• **Problem statement**
Give every line of the material again, exactly as written.

[Stored records]
=-=-=-=-=
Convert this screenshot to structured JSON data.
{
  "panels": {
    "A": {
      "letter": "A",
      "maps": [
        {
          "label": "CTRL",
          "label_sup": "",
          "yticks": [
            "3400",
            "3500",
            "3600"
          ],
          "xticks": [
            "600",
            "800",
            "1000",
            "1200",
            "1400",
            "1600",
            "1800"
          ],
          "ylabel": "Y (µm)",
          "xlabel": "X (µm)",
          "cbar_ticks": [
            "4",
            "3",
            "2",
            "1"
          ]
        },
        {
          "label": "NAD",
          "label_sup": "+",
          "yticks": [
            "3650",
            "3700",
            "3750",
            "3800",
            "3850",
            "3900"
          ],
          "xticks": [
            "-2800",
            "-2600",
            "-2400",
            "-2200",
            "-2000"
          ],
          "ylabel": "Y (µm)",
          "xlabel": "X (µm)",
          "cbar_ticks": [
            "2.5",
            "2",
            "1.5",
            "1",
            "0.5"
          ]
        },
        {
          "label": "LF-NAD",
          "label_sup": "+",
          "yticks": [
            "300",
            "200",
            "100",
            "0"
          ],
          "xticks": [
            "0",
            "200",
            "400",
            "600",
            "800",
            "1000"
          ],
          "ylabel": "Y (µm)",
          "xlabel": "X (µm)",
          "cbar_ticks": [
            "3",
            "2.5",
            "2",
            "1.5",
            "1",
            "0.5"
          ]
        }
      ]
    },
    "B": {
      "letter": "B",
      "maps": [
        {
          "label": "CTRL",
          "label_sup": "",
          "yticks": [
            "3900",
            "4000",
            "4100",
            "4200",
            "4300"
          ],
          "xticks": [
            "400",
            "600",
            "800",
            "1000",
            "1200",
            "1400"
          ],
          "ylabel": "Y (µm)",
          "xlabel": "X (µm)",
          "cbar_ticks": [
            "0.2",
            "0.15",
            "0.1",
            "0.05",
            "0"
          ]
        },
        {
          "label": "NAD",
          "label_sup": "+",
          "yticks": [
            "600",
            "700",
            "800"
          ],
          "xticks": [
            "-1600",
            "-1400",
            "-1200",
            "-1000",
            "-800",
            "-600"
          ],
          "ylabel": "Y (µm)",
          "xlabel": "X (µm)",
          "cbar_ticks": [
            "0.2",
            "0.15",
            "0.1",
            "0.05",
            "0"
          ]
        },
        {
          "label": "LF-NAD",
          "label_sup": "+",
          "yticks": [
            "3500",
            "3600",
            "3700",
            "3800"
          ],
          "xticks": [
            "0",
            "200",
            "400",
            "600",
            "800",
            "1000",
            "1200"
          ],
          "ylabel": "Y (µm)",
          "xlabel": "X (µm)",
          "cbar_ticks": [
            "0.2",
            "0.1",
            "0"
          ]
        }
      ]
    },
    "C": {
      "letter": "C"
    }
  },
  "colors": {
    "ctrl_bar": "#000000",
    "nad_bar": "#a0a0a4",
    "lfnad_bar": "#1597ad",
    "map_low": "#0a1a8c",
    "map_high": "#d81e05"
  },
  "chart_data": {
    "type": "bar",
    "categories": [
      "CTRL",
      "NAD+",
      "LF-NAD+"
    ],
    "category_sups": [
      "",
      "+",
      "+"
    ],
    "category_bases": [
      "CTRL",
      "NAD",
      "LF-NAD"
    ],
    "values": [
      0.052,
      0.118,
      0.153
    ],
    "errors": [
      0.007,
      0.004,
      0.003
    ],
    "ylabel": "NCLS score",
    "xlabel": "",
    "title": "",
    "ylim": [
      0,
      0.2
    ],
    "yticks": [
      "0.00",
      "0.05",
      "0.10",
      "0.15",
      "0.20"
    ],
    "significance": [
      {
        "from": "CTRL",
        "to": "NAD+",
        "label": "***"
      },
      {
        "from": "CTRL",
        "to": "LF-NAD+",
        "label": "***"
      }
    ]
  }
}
=-=-=-=-=
• **Correct response**
Convert this screenshot to structured JSON data.
{
  "panels": {
    "A": {
      "letter": "A",
      "maps": [
        {
          "label": "CTRL",
          "label_sup": "",
          "yticks": [
            "3400",
            "3500",
            "3600"
          ],
          "xticks": [
            "600",
            "800",
            "1000",
            "1200",
            "1400",
            "1600",
            "1800"
          ],
          "ylabel": "Y (µm)",
          "xlabel": "X (µm)",
          "cbar_ticks": [
            "4",
            "3",
            "2",
            "1"
          ]
        },
        {
          "label": "NAD",
          "label_sup": "+",
          "yticks": [
            "3650",
            "3700",
            "3750",
            "3800",
            "3850",
            "3900"
          ],
          "xticks": [
            "-2800",
            "-2600",
            "-2400",
            "-2200",
            "-2000"
          ],
          "ylabel": "Y (µm)",
          "xlabel": "X (µm)",
          "cbar_ticks": [
            "2.5",
            "2",
            "1.5",
            "1",
            "0.5"
          ]
        },
        {
          "label": "LF-NAD",
          "label_sup": "+",
          "yticks": [
            "300",
            "200",
            "100",
            "0"
          ],
          "xticks": [
            "0",
            "200",
            "400",
            "600",
            "800",
            "1000"
          ],
          "ylabel": "Y (µm)",
          "xlabel": "X (µm)",
          "cbar_ticks": [
            "3",
            "2.5",
            "2",
            "1.5",
            "1",
            "0.5"
          ]
        }
      ]
    },
    "B": {
      "letter": "B",
      "maps": [
        {
          "label": "CTRL",
          "label_sup": "",
          "yticks": [
            "3900",
            "4000",
            "4100",
            "4200",
            "4300"
          ],
          "xticks": [
            "400",
            "600",
            "800",
            "1000",
            "1200",
            "1400"
          ],
          "ylabel": "Y (µm)",
          "xlabel": "X (µm)",
          "cbar_ticks": [
            "0.2",
            "0.15",
            "0.1",
            "0.05",
            "0"
          ]
        },
        {
          "label": "NAD",
          "label_sup": "+",
          "yticks": [
            "600",
            "700",
            "800"
          ],
          "xticks": [
            "-1600",
            "-1400",
            "-1200",
            "-1000",
            "-800",
            "-600"
          ],
          "ylabel": "Y (µm)",
          "xlabel": "X (µm)",
          "cbar_ticks": [
            "0.2",
            "0.15",
            "0.1",
            "0.05",
            "0"
          ]
        },
        {
          "label": "LF-NAD",
          "label_sup": "+",
          "yticks": [
            "3500",
            "3600",
            "3700",
            "3800"
          ],
          "xticks": [
            "0",
            "200",
            "400",
            "600",
            "800",
            "1000",
            "1200"
          ],
          "ylabel": "Y (µm)",
          "xlabel": "X (µm)",
          "cbar_ticks": [
            "0.2",
            "0.1",
            "0"
          ]
        }
      ]
    },
    "C": {
      "letter": "C"
    }
  },
  "colors": {
    "ctrl_bar": "#000000",
    "nad_bar": "#a0a0a4",
    "lfnad_bar": "#1597ad",
    "map_low": "#0a1a8c",
    "map_high": "#d81e05"
  },
  "chart_data": {
    "type": "bar",
    "categories": [
      "CTRL",
      "NAD+",
      "LF-NAD+"
    ],
    "category_sups": [
      "",
      "+",
      "+"
    ],
    "category_bases": [
      "CTRL",
      "NAD",
      "LF-NAD"
    ],
    "values": [
      0.052,
      0.118,
      0.153
    ],
    "errors": [
      0.007,
      0.004,
      0.003
    ],
    "ylabel": "NCLS score",
    "xlabel": "",
    "title": "",
    "ylim": [
      0,
      0.2
    ],
    "yticks": [
      "0.00",
      "0.05",
      "0.10",
      "0.15",
      "0.20"
    ],
    "significance": [
      {
        "from": "CTRL",
        "to": "NAD+",
        "label": "***"
      },
      {
        "from": "CTRL",
        "to": "LF-NAD+",
        "label": "***"
      }
    ]
  }
}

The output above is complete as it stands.